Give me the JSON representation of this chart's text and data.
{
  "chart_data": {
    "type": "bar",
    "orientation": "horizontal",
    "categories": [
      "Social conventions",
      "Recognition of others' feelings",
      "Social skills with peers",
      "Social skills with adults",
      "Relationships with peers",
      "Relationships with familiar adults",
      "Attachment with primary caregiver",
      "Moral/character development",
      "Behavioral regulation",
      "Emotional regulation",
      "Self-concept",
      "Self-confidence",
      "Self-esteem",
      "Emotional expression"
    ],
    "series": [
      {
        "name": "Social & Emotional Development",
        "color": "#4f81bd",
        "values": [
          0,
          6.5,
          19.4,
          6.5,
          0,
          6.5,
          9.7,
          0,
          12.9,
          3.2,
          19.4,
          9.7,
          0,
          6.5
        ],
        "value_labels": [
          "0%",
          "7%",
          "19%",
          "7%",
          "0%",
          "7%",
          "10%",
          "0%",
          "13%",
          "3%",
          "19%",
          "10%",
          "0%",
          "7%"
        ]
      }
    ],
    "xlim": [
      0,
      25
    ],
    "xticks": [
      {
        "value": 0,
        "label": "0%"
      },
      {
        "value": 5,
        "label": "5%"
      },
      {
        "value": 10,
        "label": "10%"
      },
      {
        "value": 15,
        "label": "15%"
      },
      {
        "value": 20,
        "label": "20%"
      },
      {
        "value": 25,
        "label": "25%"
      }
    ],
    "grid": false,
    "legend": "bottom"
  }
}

■ ■ ■ ■ ■ ■ ■

Extract every record. Keep wording exact.

Give me the JSON representation of this chart's text and data.
{
  "chart_data": {
    "type": "bar",
    "orientation": "horizontal",
    "categories": [
      "Social conventions",
      "Recognition of others' feelings",
      "Social skills with peers",
      "Social skills with adults",
      "Relationships with peers",
      "Relationships with familiar adults",
      "Attachment with primary caregiver",
      "Moral/character development",
      "Behavioral regulation",
      "Emotional regulation",
      "Self-concept",
      "Self-confidence",
      "Self-esteem",
      "Emotional expression"
    ],
    "series": [
      {
        "name": "Social & Emotional Development",
        "color": "#4f81bd",
        "values": [
          0,
          6.5,
          19.4,
          6.5,
          0,
          6.5,
          9.7,
          0,
          12.9,
          3.2,
          19.4,
          9.7,
          0,
          6.5
        ],
        "value_labels": [
          "0%",
          "7%",
          "19%",
          "7%",
          "0%",
          "7%",
          "10%",
          "0%",
          "13%",
          "3%",
          "19%",
          "10%",
          "0%",
          "7%"
        ]
      }
    ],
    "xlim": [
      0,
      25
    ],
    "xticks": [
      {
        "value": 0,
        "label": "0%"
      },
      {
        "value": 5,
        "label": "5%"
      },
      {
        "value": 10,
        "label": "10%"
      },
      {
        "value": 15,
        "label": "15%"
      },
      {
        "value": 20,
        "label": "20%"
      },
      {
        "value": 25,
        "label": "25%"
      }
    ],
    "grid": false,
    "legend": "bottom"
  }
}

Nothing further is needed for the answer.